◆ TASK TO CARRY OUT ◆
Write out each entry again. Keep every word exactly as it is.

Stored items
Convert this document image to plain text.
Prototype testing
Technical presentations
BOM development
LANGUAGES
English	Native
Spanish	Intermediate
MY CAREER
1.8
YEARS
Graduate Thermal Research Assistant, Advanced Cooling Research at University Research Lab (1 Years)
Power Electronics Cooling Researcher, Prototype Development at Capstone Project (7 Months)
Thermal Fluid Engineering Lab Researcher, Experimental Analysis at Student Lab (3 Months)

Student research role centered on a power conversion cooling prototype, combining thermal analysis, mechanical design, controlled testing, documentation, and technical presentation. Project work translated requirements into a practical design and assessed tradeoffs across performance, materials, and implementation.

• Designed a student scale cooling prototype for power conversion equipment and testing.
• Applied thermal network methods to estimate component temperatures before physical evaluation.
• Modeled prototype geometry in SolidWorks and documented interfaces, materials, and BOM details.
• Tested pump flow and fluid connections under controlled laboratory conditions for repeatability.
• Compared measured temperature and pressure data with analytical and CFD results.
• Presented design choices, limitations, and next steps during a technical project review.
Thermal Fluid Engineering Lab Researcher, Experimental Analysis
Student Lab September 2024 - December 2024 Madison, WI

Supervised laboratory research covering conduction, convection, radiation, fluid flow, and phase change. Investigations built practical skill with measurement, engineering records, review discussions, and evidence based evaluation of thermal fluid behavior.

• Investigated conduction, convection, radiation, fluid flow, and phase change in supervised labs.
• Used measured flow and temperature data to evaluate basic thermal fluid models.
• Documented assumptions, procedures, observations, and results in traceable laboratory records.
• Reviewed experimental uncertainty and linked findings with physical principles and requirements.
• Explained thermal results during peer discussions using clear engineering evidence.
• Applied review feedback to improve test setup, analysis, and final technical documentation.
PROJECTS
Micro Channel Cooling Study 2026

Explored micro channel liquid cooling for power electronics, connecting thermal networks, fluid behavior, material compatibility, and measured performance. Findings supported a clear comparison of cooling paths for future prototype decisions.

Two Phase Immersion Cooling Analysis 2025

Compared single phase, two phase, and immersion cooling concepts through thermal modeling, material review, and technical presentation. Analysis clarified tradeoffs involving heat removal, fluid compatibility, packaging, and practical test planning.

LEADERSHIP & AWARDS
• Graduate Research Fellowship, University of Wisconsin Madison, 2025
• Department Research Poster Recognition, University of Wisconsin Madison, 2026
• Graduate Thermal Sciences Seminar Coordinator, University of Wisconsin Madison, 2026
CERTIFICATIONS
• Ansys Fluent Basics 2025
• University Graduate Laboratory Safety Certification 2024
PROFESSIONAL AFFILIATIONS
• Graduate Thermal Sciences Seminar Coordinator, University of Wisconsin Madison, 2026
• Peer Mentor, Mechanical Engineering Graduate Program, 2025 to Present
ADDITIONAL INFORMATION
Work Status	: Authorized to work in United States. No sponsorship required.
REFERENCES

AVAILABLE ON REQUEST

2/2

◆ TASK ANSWER ◆
Convert this document image to plain text.
Prototype testing
Technical presentations
BOM development
LANGUAGES
English	Native
Spanish	Intermediate
MY CAREER
1.8
YEARS
Graduate Thermal Research Assistant, Advanced Cooling Research at University Research Lab (1 Years)
Power Electronics Cooling Researcher, Prototype Development at Capstone Project (7 Months)
Thermal Fluid Engineering Lab Researcher, Experimental Analysis at Student Lab (3 Months)

Student research role centered on a power conversion cooling prototype, combining thermal analysis, mechanical design, controlled testing, documentation, and technical presentation. Project work translated requirements into a practical design and assessed tradeoffs across performance, materials, and implementation.

• Designed a student scale cooling prototype for power conversion equipment and testing.
• Applied thermal network methods to estimate component temperatures before physical evaluation.
• Modeled prototype geometry in SolidWorks and documented interfaces, materials, and BOM details.
• Tested pump flow and fluid connections under controlled laboratory conditions for repeatability.
• Compared measured temperature and pressure data with analytical and CFD results.
• Presented design choices, limitations, and next steps during a technical project review.
Thermal Fluid Engineering Lab Researcher, Experimental Analysis
Student Lab September 2024 - December 2024 Madison, WI

Supervised laboratory research covering conduction, convection, radiation, fluid flow, and phase change. Investigations built practical skill with measurement, engineering records, review discussions, and evidence based evaluation of thermal fluid behavior.

• Investigated conduction, convection, radiation, fluid flow, and phase change in supervised labs.
• Used measured flow and temperature data to evaluate basic thermal fluid models.
• Documented assumptions, procedures, observations, and results in traceable laboratory records.
• Reviewed experimental uncertainty and linked findings with physical principles and requirements.
• Explained thermal results during peer discussions using clear engineering evidence.
• Applied review feedback to improve test setup, analysis, and final technical documentation.
PROJECTS
Micro Channel Cooling Study 2026

Explored micro channel liquid cooling for power electronics, connecting thermal networks, fluid behavior, material compatibility, and measured performance. Findings supported a clear comparison of cooling paths for future prototype decisions.

Two Phase Immersion Cooling Analysis 2025

Compared single phase, two phase, and immersion cooling concepts through thermal modeling, material review, and technical presentation. Analysis clarified tradeoffs involving heat removal, fluid compatibility, packaging, and practical test planning.

LEADERSHIP & AWARDS
• Graduate Research Fellowship, University of Wisconsin Madison, 2025
• Department Research Poster Recognition, University of Wisconsin Madison, 2026
• Graduate Thermal Sciences Seminar Coordinator, University of Wisconsin Madison, 2026
CERTIFICATIONS
• Ansys Fluent Basics 2025
• University Graduate Laboratory Safety Certification 2024
PROFESSIONAL AFFILIATIONS
• Graduate Thermal Sciences Seminar Coordinator, University of Wisconsin Madison, 2026
• Peer Mentor, Mechanical Engineering Graduate Program, 2025 to Present
ADDITIONAL INFORMATION
Work Status	: Authorized to work in United States. No sponsorship required.
REFERENCES

AVAILABLE ON REQUEST

2/2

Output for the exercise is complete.